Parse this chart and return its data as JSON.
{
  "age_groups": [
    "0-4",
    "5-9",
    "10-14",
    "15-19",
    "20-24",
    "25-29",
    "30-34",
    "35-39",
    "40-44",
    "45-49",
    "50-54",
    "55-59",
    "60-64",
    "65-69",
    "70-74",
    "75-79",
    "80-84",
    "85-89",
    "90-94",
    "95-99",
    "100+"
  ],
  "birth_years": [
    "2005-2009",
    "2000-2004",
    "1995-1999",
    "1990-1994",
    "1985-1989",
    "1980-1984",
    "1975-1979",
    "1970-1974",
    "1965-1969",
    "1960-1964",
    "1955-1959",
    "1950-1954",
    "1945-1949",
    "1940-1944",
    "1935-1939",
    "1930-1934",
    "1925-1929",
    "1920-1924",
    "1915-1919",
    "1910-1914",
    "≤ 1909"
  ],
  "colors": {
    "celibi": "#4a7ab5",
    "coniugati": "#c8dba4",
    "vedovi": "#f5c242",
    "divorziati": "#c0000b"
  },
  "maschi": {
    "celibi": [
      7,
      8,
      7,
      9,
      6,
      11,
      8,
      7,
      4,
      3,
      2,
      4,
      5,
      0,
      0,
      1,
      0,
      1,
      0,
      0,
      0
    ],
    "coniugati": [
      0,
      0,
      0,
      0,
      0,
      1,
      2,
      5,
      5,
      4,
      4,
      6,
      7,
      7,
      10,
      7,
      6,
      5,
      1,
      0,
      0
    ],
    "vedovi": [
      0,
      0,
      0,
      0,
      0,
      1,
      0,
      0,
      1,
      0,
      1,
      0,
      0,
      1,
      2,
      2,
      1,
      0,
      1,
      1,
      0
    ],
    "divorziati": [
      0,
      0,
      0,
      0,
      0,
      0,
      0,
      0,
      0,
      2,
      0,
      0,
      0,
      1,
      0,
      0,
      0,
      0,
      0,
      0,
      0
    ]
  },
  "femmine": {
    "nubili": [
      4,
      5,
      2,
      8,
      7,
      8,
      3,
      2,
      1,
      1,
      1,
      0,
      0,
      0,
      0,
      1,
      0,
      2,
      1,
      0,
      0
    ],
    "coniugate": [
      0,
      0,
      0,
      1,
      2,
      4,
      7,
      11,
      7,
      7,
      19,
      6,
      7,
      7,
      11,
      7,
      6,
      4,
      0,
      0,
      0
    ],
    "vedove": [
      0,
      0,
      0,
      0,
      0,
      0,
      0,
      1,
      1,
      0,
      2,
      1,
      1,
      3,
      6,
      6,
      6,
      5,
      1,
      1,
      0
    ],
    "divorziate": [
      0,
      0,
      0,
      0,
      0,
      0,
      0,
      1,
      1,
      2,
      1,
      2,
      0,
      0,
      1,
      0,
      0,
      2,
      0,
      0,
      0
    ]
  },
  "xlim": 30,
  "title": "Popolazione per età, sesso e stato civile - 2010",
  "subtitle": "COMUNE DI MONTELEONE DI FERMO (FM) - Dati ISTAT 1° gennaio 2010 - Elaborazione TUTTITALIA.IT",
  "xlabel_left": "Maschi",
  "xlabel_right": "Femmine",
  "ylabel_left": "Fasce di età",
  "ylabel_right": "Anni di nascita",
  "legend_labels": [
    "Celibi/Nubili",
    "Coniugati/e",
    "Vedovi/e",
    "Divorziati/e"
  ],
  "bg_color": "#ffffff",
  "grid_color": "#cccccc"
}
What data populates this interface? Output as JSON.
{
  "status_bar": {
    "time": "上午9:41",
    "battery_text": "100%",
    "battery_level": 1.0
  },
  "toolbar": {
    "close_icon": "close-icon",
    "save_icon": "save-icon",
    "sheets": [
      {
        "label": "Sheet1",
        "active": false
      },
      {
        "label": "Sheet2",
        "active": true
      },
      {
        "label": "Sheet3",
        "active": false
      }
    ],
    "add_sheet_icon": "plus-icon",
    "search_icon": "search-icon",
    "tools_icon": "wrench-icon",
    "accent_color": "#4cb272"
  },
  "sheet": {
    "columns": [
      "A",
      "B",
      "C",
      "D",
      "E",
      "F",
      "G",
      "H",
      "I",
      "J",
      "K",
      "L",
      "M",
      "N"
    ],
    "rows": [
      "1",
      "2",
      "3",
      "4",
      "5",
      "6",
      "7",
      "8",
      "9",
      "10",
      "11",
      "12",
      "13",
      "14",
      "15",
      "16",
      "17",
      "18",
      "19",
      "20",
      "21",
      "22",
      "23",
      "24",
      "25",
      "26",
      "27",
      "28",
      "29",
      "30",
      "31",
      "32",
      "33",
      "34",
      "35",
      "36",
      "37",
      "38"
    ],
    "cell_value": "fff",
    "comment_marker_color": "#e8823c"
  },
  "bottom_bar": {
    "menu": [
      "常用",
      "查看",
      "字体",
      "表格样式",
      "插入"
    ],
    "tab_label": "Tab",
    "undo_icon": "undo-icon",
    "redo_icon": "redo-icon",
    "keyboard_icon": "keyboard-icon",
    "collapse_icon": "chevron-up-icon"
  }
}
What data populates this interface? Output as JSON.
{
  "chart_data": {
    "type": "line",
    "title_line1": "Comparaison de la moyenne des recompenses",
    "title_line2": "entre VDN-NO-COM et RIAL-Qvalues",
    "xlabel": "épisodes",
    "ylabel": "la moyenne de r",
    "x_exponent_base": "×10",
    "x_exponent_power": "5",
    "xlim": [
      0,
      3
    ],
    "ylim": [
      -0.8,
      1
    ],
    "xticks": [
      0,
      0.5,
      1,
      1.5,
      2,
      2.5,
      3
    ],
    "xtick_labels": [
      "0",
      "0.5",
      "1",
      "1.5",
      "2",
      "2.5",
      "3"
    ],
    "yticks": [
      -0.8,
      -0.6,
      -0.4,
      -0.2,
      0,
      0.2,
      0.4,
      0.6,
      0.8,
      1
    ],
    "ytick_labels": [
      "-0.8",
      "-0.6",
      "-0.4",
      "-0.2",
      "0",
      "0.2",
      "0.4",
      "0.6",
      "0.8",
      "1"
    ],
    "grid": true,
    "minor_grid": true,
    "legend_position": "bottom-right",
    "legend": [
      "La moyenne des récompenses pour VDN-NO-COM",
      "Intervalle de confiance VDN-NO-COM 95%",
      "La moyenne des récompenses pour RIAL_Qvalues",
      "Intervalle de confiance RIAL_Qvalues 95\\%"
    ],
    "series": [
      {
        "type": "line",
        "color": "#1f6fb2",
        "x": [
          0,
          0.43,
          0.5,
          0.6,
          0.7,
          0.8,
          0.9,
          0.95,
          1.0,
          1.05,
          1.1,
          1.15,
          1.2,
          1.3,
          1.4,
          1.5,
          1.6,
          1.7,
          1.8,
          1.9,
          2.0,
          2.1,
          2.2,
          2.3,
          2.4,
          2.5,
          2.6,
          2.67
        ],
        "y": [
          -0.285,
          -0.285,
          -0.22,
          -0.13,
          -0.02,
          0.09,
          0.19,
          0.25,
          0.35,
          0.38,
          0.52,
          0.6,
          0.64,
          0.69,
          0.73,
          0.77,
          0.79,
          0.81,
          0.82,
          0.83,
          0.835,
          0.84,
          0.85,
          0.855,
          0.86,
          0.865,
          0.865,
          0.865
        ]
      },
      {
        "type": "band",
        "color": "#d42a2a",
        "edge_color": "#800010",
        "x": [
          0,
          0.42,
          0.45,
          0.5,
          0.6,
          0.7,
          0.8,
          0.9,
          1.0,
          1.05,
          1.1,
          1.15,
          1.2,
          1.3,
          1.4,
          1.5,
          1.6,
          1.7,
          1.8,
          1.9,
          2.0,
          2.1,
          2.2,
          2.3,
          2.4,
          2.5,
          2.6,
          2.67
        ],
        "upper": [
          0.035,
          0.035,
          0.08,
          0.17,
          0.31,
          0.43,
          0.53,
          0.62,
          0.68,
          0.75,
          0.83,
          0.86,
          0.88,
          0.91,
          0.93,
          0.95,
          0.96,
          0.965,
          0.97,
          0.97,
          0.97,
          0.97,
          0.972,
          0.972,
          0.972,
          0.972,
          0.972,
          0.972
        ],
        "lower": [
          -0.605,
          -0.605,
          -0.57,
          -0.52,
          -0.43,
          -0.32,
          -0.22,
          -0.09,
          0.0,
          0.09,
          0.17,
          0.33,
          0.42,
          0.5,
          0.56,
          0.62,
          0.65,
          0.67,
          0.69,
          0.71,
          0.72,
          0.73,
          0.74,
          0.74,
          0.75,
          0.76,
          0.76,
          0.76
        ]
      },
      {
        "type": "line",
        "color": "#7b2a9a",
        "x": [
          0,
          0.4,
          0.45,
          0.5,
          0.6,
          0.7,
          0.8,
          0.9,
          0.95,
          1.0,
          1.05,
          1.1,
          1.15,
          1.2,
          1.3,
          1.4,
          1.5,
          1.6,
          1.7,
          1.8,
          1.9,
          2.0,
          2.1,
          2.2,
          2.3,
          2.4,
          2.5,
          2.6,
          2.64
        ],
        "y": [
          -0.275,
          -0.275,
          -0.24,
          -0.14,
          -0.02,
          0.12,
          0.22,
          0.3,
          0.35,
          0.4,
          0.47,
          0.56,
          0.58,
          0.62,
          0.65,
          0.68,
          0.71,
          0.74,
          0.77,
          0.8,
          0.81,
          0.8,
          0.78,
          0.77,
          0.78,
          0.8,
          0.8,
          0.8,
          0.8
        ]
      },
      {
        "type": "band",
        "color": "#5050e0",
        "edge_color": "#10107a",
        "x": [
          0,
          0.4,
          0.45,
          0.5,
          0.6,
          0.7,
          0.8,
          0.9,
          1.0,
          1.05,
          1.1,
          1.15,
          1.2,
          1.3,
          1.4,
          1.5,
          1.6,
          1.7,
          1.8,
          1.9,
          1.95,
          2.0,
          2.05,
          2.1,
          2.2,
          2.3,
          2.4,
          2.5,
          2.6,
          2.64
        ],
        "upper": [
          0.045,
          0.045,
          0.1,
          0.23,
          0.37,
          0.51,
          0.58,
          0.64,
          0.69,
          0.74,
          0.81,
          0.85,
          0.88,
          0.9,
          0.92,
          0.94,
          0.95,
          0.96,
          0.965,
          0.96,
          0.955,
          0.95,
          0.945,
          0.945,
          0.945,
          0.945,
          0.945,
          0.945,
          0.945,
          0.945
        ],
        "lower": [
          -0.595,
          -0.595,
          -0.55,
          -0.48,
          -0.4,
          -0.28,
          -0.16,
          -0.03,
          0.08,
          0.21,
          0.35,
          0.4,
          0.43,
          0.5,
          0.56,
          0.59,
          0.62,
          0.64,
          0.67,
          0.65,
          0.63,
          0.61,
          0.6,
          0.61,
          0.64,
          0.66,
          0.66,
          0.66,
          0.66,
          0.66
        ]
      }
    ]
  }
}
-=-=-=-=-
_AIM OF THE TASK_:
Go through the data and gather every line that holds "Intervalle".

_WRITTEN RESPONSE_:
      "Intervalle de confiance VDN-NO-COM 95%",
      "Intervalle de confiance RIAL_Qvalues 95\\%"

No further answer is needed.